** START AVAILABLE DATA **

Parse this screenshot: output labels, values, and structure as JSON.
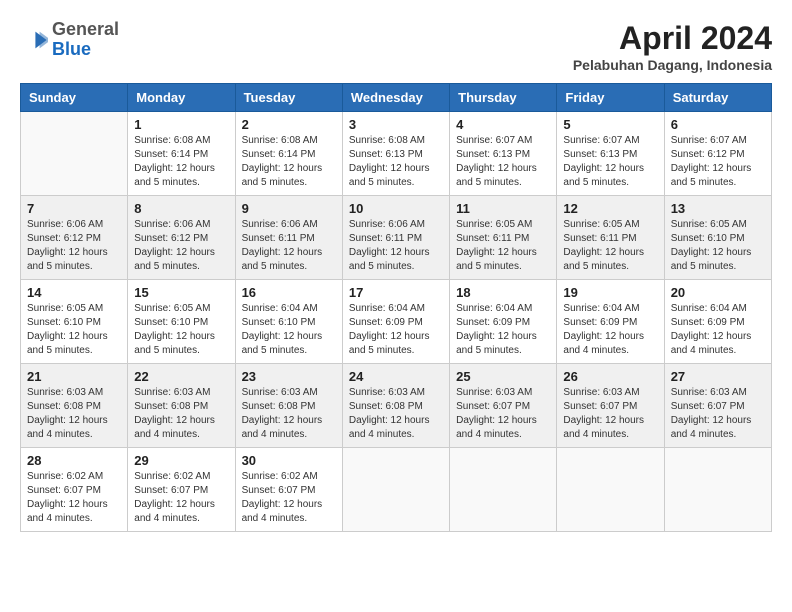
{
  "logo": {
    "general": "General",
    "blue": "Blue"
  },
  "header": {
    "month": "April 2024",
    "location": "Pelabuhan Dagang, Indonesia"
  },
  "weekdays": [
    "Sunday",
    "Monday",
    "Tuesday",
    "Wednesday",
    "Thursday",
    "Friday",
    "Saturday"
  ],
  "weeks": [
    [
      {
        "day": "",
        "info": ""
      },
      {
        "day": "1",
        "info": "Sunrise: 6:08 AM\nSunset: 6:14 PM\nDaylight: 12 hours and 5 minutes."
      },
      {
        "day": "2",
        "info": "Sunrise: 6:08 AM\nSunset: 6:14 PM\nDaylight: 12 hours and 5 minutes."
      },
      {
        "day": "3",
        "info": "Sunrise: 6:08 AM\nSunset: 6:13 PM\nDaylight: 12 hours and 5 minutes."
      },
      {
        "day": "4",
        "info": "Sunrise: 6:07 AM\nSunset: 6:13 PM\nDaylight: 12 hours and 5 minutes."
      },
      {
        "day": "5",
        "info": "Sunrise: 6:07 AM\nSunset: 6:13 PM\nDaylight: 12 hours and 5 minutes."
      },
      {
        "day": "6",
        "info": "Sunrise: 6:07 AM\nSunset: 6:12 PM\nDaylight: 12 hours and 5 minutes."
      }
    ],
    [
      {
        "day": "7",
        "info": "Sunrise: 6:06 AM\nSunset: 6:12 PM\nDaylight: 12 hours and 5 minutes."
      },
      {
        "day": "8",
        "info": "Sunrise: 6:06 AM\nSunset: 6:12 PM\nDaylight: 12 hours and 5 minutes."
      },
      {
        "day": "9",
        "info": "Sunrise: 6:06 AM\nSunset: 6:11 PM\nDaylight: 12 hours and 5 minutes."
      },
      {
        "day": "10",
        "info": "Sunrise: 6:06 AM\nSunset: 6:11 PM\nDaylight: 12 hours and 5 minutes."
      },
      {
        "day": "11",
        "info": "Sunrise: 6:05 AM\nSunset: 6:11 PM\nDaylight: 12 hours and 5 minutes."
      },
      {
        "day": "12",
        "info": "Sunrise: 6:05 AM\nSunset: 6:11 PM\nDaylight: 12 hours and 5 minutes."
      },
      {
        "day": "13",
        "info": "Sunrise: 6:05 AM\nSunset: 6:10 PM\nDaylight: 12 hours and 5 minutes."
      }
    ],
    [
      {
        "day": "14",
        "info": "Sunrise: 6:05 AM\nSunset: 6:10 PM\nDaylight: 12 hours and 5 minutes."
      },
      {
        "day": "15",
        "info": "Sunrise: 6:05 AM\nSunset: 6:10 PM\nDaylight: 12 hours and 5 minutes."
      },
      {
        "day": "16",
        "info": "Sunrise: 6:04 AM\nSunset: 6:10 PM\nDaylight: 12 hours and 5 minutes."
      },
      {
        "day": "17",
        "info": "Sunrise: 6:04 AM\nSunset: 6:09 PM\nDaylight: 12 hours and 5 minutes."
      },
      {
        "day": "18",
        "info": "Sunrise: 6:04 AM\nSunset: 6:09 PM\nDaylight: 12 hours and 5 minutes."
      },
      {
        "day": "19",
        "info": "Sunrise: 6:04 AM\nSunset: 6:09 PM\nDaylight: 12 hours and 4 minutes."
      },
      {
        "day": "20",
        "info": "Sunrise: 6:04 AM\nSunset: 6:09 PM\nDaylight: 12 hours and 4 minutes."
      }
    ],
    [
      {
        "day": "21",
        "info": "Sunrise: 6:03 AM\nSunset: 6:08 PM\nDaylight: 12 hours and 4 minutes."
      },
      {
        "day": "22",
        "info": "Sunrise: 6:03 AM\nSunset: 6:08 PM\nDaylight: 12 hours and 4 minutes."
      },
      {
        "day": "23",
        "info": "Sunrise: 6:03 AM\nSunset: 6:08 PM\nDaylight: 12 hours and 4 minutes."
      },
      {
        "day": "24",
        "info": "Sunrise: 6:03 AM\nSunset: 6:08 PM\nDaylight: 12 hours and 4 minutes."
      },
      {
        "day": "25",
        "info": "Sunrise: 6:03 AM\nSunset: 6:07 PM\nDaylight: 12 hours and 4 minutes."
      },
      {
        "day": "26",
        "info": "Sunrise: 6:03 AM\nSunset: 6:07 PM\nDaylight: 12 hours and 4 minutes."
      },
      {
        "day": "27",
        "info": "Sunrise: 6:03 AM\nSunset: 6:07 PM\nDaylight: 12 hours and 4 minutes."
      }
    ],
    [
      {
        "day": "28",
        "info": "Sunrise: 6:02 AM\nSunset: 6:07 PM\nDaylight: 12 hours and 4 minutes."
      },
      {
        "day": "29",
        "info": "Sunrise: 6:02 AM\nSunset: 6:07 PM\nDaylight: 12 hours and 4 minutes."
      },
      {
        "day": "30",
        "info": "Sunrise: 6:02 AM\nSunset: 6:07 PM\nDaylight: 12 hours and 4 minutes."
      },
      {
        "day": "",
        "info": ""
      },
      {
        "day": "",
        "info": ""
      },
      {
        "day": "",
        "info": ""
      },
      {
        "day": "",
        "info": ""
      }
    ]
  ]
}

** END AVAILABLE DATA **

REQUIREMENT |
Quote the material in full and exactly; do not carry over its pictures.

WRITTEN SOLUTION |
Parse this screenshot: output labels, values, and structure as JSON.
{
  "logo": {
    "general": "General",
    "blue": "Blue"
  },
  "header": {
    "month": "April 2024",
    "location": "Pelabuhan Dagang, Indonesia"
  },
  "weekdays": [
    "Sunday",
    "Monday",
    "Tuesday",
    "Wednesday",
    "Thursday",
    "Friday",
    "Saturday"
  ],
  "weeks": [
    [
      {
        "day": "",
        "info": ""
      },
      {
        "day": "1",
        "info": "Sunrise: 6:08 AM\nSunset: 6:14 PM\nDaylight: 12 hours and 5 minutes."
      },
      {
        "day": "2",
        "info": "Sunrise: 6:08 AM\nSunset: 6:14 PM\nDaylight: 12 hours and 5 minutes."
      },
      {
        "day": "3",
        "info": "Sunrise: 6:08 AM\nSunset: 6:13 PM\nDaylight: 12 hours and 5 minutes."
      },
      {
        "day": "4",
        "info": "Sunrise: 6:07 AM\nSunset: 6:13 PM\nDaylight: 12 hours and 5 minutes."
      },
      {
        "day": "5",
        "info": "Sunrise: 6:07 AM\nSunset: 6:13 PM\nDaylight: 12 hours and 5 minutes."
      },
      {
        "day": "6",
        "info": "Sunrise: 6:07 AM\nSunset: 6:12 PM\nDaylight: 12 hours and 5 minutes."
      }
    ],
    [
      {
        "day": "7",
        "info": "Sunrise: 6:06 AM\nSunset: 6:12 PM\nDaylight: 12 hours and 5 minutes."
      },
      {
        "day": "8",
        "info": "Sunrise: 6:06 AM\nSunset: 6:12 PM\nDaylight: 12 hours and 5 minutes."
      },
      {
        "day": "9",
        "info": "Sunrise: 6:06 AM\nSunset: 6:11 PM\nDaylight: 12 hours and 5 minutes."
      },
      {
        "day": "10",
        "info": "Sunrise: 6:06 AM\nSunset: 6:11 PM\nDaylight: 12 hours and 5 minutes."
      },
      {
        "day": "11",
        "info": "Sunrise: 6:05 AM\nSunset: 6:11 PM\nDaylight: 12 hours and 5 minutes."
      },
      {
        "day": "12",
        "info": "Sunrise: 6:05 AM\nSunset: 6:11 PM\nDaylight: 12 hours and 5 minutes."
      },
      {
        "day": "13",
        "info": "Sunrise: 6:05 AM\nSunset: 6:10 PM\nDaylight: 12 hours and 5 minutes."
      }
    ],
    [
      {
        "day": "14",
        "info": "Sunrise: 6:05 AM\nSunset: 6:10 PM\nDaylight: 12 hours and 5 minutes."
      },
      {
        "day": "15",
        "info": "Sunrise: 6:05 AM\nSunset: 6:10 PM\nDaylight: 12 hours and 5 minutes."
      },
      {
        "day": "16",
        "info": "Sunrise: 6:04 AM\nSunset: 6:10 PM\nDaylight: 12 hours and 5 minutes."
      },
      {
        "day": "17",
        "info": "Sunrise: 6:04 AM\nSunset: 6:09 PM\nDaylight: 12 hours and 5 minutes."
      },
      {
        "day": "18",
        "info": "Sunrise: 6:04 AM\nSunset: 6:09 PM\nDaylight: 12 hours and 5 minutes."
      },
      {
        "day": "19",
        "info": "Sunrise: 6:04 AM\nSunset: 6:09 PM\nDaylight: 12 hours and 4 minutes."
      },
      {
        "day": "20",
        "info": "Sunrise: 6:04 AM\nSunset: 6:09 PM\nDaylight: 12 hours and 4 minutes."
      }
    ],
    [
      {
        "day": "21",
        "info": "Sunrise: 6:03 AM\nSunset: 6:08 PM\nDaylight: 12 hours and 4 minutes."
      },
      {
        "day": "22",
        "info": "Sunrise: 6:03 AM\nSunset: 6:08 PM\nDaylight: 12 hours and 4 minutes."
      },
      {
        "day": "23",
        "info": "Sunrise: 6:03 AM\nSunset: 6:08 PM\nDaylight: 12 hours and 4 minutes."
      },
      {
        "day": "24",
        "info": "Sunrise: 6:03 AM\nSunset: 6:08 PM\nDaylight: 12 hours and 4 minutes."
      },
      {
        "day": "25",
        "info": "Sunrise: 6:03 AM\nSunset: 6:07 PM\nDaylight: 12 hours and 4 minutes."
      },
      {
        "day": "26",
        "info": "Sunrise: 6:03 AM\nSunset: 6:07 PM\nDaylight: 12 hours and 4 minutes."
      },
      {
        "day": "27",
        "info": "Sunrise: 6:03 AM\nSunset: 6:07 PM\nDaylight: 12 hours and 4 minutes."
      }
    ],
    [
      {
        "day": "28",
        "info": "Sunrise: 6:02 AM\nSunset: 6:07 PM\nDaylight: 12 hours and 4 minutes."
      },
      {
        "day": "29",
        "info": "Sunrise: 6:02 AM\nSunset: 6:07 PM\nDaylight: 12 hours and 4 minutes."
      },
      {
        "day": "30",
        "info": "Sunrise: 6:02 AM\nSunset: 6:07 PM\nDaylight: 12 hours and 4 minutes."
      },
      {
        "day": "",
        "info": ""
      },
      {
        "day": "",
        "info": ""
      },
      {
        "day": "",
        "info": ""
      },
      {
        "day": "",
        "info": ""
      }
    ]
  ]
}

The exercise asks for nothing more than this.